• **Written request**:
Present every line in which the string "sorptivity" appears.

Data items
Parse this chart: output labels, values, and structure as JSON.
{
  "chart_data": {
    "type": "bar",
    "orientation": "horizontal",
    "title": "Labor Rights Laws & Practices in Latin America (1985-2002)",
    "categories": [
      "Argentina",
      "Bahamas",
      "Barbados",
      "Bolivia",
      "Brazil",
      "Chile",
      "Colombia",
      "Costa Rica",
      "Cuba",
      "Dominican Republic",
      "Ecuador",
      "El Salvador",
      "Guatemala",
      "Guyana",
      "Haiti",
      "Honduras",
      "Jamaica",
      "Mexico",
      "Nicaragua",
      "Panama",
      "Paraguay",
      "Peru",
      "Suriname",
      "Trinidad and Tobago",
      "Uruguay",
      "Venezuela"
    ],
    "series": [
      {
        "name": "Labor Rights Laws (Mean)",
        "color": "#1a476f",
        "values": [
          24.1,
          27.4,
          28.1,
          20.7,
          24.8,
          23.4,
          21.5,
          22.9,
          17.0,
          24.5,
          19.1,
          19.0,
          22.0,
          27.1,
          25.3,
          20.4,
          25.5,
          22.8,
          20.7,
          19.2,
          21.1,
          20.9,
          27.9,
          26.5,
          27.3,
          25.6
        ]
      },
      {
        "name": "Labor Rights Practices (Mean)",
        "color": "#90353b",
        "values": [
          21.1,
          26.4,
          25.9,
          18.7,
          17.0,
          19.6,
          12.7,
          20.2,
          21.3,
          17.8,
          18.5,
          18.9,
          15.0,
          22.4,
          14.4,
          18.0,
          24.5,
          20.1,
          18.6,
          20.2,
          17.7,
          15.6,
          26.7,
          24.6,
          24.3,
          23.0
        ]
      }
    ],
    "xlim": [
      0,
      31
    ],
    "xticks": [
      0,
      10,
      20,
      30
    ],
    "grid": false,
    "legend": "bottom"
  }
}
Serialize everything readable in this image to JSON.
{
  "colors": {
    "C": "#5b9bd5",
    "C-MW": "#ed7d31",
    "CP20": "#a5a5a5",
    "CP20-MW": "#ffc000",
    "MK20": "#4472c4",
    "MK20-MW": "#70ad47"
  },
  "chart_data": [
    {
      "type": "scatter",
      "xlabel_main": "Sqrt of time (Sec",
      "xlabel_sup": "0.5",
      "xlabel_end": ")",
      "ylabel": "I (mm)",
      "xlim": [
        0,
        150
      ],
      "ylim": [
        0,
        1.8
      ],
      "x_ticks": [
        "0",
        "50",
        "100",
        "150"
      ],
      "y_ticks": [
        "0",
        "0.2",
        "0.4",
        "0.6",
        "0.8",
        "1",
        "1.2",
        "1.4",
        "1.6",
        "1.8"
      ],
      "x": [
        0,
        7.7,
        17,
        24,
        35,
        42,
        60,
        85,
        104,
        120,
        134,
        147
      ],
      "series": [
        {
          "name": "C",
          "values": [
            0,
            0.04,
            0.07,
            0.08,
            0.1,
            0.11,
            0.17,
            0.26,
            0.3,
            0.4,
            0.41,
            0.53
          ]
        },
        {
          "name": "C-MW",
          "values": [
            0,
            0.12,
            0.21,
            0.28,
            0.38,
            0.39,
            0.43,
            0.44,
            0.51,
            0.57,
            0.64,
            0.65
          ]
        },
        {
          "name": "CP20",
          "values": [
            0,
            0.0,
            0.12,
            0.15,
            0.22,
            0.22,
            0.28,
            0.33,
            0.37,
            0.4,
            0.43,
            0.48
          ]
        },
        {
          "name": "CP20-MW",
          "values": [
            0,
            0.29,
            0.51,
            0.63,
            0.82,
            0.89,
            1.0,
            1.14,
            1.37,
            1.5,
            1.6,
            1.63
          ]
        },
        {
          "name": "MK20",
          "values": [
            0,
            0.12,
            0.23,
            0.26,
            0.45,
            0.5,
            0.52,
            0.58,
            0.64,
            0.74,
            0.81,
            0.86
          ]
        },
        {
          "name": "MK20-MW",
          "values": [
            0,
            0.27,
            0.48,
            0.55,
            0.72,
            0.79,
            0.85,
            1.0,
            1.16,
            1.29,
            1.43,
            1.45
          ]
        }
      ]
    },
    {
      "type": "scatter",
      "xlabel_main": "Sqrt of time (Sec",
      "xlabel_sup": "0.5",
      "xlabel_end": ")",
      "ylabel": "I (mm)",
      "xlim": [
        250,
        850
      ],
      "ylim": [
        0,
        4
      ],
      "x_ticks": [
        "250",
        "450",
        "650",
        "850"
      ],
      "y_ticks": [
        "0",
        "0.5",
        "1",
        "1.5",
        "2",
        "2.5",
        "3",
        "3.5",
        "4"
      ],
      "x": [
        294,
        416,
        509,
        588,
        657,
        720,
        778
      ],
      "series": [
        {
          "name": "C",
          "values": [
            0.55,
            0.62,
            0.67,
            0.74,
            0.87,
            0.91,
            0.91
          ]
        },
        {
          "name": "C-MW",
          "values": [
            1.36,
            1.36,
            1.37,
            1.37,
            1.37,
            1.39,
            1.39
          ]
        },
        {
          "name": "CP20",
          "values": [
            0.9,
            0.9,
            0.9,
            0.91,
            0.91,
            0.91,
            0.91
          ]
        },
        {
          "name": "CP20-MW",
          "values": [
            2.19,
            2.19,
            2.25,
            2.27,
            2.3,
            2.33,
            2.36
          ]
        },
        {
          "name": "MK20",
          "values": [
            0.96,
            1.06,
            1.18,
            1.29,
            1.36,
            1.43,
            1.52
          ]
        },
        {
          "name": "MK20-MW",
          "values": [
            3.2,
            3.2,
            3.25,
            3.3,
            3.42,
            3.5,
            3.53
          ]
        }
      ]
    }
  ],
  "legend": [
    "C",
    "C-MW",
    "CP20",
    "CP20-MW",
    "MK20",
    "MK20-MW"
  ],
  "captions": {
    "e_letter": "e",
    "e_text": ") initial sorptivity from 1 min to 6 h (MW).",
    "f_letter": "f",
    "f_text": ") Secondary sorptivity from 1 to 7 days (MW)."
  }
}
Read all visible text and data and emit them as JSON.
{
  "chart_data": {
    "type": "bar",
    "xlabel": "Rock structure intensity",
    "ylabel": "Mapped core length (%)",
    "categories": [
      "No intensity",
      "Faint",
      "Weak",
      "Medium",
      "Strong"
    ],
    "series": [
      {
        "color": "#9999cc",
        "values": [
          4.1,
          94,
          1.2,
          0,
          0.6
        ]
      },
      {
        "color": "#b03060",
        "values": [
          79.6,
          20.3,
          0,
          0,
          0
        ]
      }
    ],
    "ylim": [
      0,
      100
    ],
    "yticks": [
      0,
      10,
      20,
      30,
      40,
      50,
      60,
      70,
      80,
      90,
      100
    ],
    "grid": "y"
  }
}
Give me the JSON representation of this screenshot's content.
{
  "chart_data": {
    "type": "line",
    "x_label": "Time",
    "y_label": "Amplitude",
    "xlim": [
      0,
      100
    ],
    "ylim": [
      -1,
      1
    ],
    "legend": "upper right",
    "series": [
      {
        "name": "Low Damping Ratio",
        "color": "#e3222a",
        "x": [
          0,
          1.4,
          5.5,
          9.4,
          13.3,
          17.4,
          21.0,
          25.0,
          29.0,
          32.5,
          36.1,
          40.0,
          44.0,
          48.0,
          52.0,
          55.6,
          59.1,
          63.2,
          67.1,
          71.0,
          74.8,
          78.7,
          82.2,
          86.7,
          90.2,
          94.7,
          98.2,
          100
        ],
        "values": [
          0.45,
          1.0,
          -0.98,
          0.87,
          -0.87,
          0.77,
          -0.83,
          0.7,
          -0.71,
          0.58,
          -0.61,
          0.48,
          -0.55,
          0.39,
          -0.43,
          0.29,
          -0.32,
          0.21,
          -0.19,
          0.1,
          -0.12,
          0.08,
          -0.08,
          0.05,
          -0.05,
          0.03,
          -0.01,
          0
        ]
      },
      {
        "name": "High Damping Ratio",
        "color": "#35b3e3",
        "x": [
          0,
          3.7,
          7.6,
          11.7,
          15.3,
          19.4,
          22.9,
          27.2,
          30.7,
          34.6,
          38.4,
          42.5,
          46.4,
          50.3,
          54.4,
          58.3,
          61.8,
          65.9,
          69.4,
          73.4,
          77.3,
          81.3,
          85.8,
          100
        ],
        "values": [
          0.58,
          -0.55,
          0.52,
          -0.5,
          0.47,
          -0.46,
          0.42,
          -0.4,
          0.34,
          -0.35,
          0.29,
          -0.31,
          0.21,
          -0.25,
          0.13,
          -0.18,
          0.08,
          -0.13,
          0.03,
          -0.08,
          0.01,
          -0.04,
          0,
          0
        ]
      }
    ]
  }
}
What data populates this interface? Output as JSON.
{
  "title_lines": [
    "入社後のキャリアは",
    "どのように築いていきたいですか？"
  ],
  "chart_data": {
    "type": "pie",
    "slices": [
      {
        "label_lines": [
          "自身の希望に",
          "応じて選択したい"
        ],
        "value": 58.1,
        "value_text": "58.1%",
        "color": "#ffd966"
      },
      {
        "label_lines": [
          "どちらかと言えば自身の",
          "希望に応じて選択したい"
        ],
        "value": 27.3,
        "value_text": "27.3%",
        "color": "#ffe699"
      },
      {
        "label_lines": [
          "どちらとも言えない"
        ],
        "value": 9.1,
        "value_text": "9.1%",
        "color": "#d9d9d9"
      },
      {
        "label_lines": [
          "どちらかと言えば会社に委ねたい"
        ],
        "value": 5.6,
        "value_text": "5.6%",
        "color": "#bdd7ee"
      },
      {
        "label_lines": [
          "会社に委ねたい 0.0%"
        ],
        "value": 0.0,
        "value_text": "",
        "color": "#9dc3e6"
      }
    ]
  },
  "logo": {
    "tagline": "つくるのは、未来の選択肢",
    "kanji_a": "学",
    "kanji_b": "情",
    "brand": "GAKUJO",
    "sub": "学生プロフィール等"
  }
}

• **Exercise answer**:
    "e_text": ") initial sorptivity from 1 min to 6 h (MW).",
    "f_text": ") Secondary sorptivity from 1 to 7 days (MW)."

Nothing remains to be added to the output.